> EXERCISE TASK
Retype the material in full, keeping every word the same.

> DATA
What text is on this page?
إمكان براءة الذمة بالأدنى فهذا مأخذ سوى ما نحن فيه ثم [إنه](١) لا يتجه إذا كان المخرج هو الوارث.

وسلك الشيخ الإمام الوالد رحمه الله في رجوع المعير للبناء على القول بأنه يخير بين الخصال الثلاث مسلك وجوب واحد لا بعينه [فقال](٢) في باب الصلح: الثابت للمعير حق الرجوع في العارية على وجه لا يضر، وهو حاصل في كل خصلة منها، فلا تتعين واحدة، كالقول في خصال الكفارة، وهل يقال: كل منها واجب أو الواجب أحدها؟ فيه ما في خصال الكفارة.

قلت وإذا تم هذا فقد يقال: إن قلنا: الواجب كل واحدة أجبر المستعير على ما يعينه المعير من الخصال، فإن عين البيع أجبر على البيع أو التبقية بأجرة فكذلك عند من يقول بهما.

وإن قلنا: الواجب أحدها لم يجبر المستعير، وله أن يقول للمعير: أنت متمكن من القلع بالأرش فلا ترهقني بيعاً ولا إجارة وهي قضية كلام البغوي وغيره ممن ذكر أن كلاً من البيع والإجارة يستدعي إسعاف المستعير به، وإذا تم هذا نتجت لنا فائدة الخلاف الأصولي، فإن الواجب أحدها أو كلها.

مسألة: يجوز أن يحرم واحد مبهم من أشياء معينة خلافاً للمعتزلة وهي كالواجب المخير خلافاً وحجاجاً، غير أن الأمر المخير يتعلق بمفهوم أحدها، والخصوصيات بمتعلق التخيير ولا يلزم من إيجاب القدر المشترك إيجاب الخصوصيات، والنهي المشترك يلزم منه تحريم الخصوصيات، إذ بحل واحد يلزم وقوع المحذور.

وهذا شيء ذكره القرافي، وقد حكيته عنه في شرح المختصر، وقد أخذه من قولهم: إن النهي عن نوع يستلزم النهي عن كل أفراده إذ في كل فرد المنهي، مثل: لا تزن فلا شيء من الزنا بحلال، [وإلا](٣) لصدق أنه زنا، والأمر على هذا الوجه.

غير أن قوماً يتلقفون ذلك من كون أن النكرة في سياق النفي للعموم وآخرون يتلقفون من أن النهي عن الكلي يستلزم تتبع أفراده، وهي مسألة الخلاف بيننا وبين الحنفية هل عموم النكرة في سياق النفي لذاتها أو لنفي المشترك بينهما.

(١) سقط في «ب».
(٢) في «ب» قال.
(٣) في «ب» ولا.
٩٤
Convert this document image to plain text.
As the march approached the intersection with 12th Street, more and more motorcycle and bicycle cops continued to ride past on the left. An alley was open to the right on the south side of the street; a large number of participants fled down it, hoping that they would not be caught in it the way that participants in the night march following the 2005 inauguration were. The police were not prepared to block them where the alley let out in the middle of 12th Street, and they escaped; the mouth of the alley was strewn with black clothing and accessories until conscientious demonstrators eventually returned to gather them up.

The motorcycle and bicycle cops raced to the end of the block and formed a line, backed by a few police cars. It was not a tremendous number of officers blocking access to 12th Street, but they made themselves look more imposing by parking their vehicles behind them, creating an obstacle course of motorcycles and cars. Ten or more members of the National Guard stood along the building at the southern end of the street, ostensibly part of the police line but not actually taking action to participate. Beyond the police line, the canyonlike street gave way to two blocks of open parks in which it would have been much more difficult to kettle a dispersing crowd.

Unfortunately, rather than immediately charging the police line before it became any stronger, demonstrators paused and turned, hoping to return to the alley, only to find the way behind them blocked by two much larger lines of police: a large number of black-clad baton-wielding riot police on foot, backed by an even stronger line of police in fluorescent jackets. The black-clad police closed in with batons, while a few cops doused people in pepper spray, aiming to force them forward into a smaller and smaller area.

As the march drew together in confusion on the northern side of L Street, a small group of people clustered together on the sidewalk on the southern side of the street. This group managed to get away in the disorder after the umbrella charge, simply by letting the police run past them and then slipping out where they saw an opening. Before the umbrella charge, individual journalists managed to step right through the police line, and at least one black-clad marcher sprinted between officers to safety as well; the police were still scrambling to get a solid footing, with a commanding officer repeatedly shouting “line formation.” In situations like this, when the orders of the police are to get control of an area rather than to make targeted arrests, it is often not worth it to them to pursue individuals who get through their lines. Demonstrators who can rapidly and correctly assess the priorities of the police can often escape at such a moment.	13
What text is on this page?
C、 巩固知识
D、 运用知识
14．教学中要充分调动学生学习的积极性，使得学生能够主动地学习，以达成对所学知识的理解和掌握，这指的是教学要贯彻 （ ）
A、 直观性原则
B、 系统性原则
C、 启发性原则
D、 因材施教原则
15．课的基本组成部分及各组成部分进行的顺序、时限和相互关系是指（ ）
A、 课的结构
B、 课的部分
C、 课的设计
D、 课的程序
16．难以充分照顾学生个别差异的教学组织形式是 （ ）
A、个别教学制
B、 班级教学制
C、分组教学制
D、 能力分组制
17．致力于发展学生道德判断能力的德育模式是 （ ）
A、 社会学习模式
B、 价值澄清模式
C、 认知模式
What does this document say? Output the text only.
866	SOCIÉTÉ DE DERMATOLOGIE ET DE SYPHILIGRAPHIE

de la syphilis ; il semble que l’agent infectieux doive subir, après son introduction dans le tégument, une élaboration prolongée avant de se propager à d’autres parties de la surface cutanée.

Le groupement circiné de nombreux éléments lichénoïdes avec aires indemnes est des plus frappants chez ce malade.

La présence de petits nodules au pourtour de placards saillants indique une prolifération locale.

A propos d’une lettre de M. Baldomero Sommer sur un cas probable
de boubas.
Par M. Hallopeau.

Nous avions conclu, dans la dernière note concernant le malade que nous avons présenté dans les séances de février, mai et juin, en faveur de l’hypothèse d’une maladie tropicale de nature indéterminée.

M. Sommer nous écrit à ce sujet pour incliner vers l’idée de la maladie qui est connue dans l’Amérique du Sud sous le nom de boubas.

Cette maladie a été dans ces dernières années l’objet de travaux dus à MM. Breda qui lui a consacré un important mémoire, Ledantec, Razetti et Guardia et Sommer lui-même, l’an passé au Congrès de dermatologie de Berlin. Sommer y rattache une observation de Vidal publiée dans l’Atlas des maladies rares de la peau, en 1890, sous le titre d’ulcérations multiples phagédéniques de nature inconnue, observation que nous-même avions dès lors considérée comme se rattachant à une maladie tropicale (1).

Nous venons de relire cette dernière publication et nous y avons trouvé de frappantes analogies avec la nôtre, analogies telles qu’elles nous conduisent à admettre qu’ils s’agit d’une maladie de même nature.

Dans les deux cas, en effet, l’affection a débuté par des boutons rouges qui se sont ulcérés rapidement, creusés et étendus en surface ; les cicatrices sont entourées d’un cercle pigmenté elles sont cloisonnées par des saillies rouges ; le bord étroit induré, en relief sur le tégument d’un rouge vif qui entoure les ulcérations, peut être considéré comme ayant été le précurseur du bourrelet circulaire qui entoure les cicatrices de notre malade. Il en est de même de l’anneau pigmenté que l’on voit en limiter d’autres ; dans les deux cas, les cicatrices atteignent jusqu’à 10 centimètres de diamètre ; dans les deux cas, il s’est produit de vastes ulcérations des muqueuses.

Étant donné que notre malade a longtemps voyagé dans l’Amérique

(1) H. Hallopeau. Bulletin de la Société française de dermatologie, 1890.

> CORRECT ANSWER
What text is on this page?
إمكان براءة الذمة بالأدنى فهذا مأخذ سوى ما نحن فيه ثم [إنه](١) لا يتجه إذا كان المخرج هو الوارث.

وسلك الشيخ الإمام الوالد رحمه الله في رجوع المعير للبناء على القول بأنه يخير بين الخصال الثلاث مسلك وجوب واحد لا بعينه [فقال](٢) في باب الصلح: الثابت للمعير حق الرجوع في العارية على وجه لا يضر، وهو حاصل في كل خصلة منها، فلا تتعين واحدة، كالقول في خصال الكفارة، وهل يقال: كل منها واجب أو الواجب أحدها؟ فيه ما في خصال الكفارة.

قلت وإذا تم هذا فقد يقال: إن قلنا: الواجب كل واحدة أجبر المستعير على ما يعينه المعير من الخصال، فإن عين البيع أجبر على البيع أو التبقية بأجرة فكذلك عند من يقول بهما.

وإن قلنا: الواجب أحدها لم يجبر المستعير، وله أن يقول للمعير: أنت متمكن من القلع بالأرش فلا ترهقني بيعاً ولا إجارة وهي قضية كلام البغوي وغيره ممن ذكر أن كلاً من البيع والإجارة يستدعي إسعاف المستعير به، وإذا تم هذا نتجت لنا فائدة الخلاف الأصولي، فإن الواجب أحدها أو كلها.

مسألة: يجوز أن يحرم واحد مبهم من أشياء معينة خلافاً للمعتزلة وهي كالواجب المخير خلافاً وحجاجاً، غير أن الأمر المخير يتعلق بمفهوم أحدها، والخصوصيات بمتعلق التخيير ولا يلزم من إيجاب القدر المشترك إيجاب الخصوصيات، والنهي المشترك يلزم منه تحريم الخصوصيات، إذ بحل واحد يلزم وقوع المحذور.

وهذا شيء ذكره القرافي، وقد حكيته عنه في شرح المختصر، وقد أخذه من قولهم: إن النهي عن نوع يستلزم النهي عن كل أفراده إذ في كل فرد المنهي، مثل: لا تزن فلا شيء من الزنا بحلال، [وإلا](٣) لصدق أنه زنا، والأمر على هذا الوجه.

غير أن قوماً يتلقفون ذلك من كون أن النكرة في سياق النفي للعموم وآخرون يتلقفون من أن النهي عن الكلي يستلزم تتبع أفراده، وهي مسألة الخلاف بيننا وبين الحنفية هل عموم النكرة في سياق النفي لذاتها أو لنفي المشترك بينهما.

(١) سقط في «ب».
(٢) في «ب» قال.
(٣) في «ب» ولا.
٩٤
Convert this document image to plain text.
As the march approached the intersection with 12th Street, more and more motorcycle and bicycle cops continued to ride past on the left. An alley was open to the right on the south side of the street; a large number of participants fled down it, hoping that they would not be caught in it the way that participants in the night march following the 2005 inauguration were. The police were not prepared to block them where the alley let out in the middle of 12th Street, and they escaped; the mouth of the alley was strewn with black clothing and accessories until conscientious demonstrators eventually returned to gather them up.

The motorcycle and bicycle cops raced to the end of the block and formed a line, backed by a few police cars. It was not a tremendous number of officers blocking access to 12th Street, but they made themselves look more imposing by parking their vehicles behind them, creating an obstacle course of motorcycles and cars. Ten or more members of the National Guard stood along the building at the southern end of the street, ostensibly part of the police line but not actually taking action to participate. Beyond the police line, the canyonlike street gave way to two blocks of open parks in which it would have been much more difficult to kettle a dispersing crowd.

Unfortunately, rather than immediately charging the police line before it became any stronger, demonstrators paused and turned, hoping to return to the alley, only to find the way behind them blocked by two much larger lines of police: a large number of black-clad baton-wielding riot police on foot, backed by an even stronger line of police in fluorescent jackets. The black-clad police closed in with batons, while a few cops doused people in pepper spray, aiming to force them forward into a smaller and smaller area.

As the march drew together in confusion on the northern side of L Street, a small group of people clustered together on the sidewalk on the southern side of the street. This group managed to get away in the disorder after the umbrella charge, simply by letting the police run past them and then slipping out where they saw an opening. Before the umbrella charge, individual journalists managed to step right through the police line, and at least one black-clad marcher sprinted between officers to safety as well; the police were still scrambling to get a solid footing, with a commanding officer repeatedly shouting “line formation.” In situations like this, when the orders of the police are to get control of an area rather than to make targeted arrests, it is often not worth it to them to pursue individuals who get through their lines. Demonstrators who can rapidly and correctly assess the priorities of the police can often escape at such a moment.	13
What text is on this page?
C、 巩固知识
D、 运用知识
14．教学中要充分调动学生学习的积极性，使得学生能够主动地学习，以达成对所学知识的理解和掌握，这指的是教学要贯彻 （ ）
A、 直观性原则
B、 系统性原则
C、 启发性原则
D、 因材施教原则
15．课的基本组成部分及各组成部分进行的顺序、时限和相互关系是指（ ）
A、 课的结构
B、 课的部分
C、 课的设计
D、 课的程序
16．难以充分照顾学生个别差异的教学组织形式是 （ ）
A、个别教学制
B、 班级教学制
C、分组教学制
D、 能力分组制
17．致力于发展学生道德判断能力的德育模式是 （ ）
A、 社会学习模式
B、 价值澄清模式
C、 认知模式
What does this document say? Output the text only.
866	SOCIÉTÉ DE DERMATOLOGIE ET DE SYPHILIGRAPHIE

de la syphilis ; il semble que l’agent infectieux doive subir, après son introduction dans le tégument, une élaboration prolongée avant de se propager à d’autres parties de la surface cutanée.

Le groupement circiné de nombreux éléments lichénoïdes avec aires indemnes est des plus frappants chez ce malade.

La présence de petits nodules au pourtour de placards saillants indique une prolifération locale.

A propos d’une lettre de M. Baldomero Sommer sur un cas probable
de boubas.
Par M. Hallopeau.

Nous avions conclu, dans la dernière note concernant le malade que nous avons présenté dans les séances de février, mai et juin, en faveur de l’hypothèse d’une maladie tropicale de nature indéterminée.

M. Sommer nous écrit à ce sujet pour incliner vers l’idée de la maladie qui est connue dans l’Amérique du Sud sous le nom de boubas.

Cette maladie a été dans ces dernières années l’objet de travaux dus à MM. Breda qui lui a consacré un important mémoire, Ledantec, Razetti et Guardia et Sommer lui-même, l’an passé au Congrès de dermatologie de Berlin. Sommer y rattache une observation de Vidal publiée dans l’Atlas des maladies rares de la peau, en 1890, sous le titre d’ulcérations multiples phagédéniques de nature inconnue, observation que nous-même avions dès lors considérée comme se rattachant à une maladie tropicale (1).

Nous venons de relire cette dernière publication et nous y avons trouvé de frappantes analogies avec la nôtre, analogies telles qu’elles nous conduisent à admettre qu’ils s’agit d’une maladie de même nature.

Dans les deux cas, en effet, l’affection a débuté par des boutons rouges qui se sont ulcérés rapidement, creusés et étendus en surface ; les cicatrices sont entourées d’un cercle pigmenté elles sont cloisonnées par des saillies rouges ; le bord étroit induré, en relief sur le tégument d’un rouge vif qui entoure les ulcérations, peut être considéré comme ayant été le précurseur du bourrelet circulaire qui entoure les cicatrices de notre malade. Il en est de même de l’anneau pigmenté que l’on voit en limiter d’autres ; dans les deux cas, les cicatrices atteignent jusqu’à 10 centimètres de diamètre ; dans les deux cas, il s’est produit de vastes ulcérations des muqueuses.

Étant donné que notre malade a longtemps voyagé dans l’Amérique

(1) H. Hallopeau. Bulletin de la Société française de dermatologie, 1890.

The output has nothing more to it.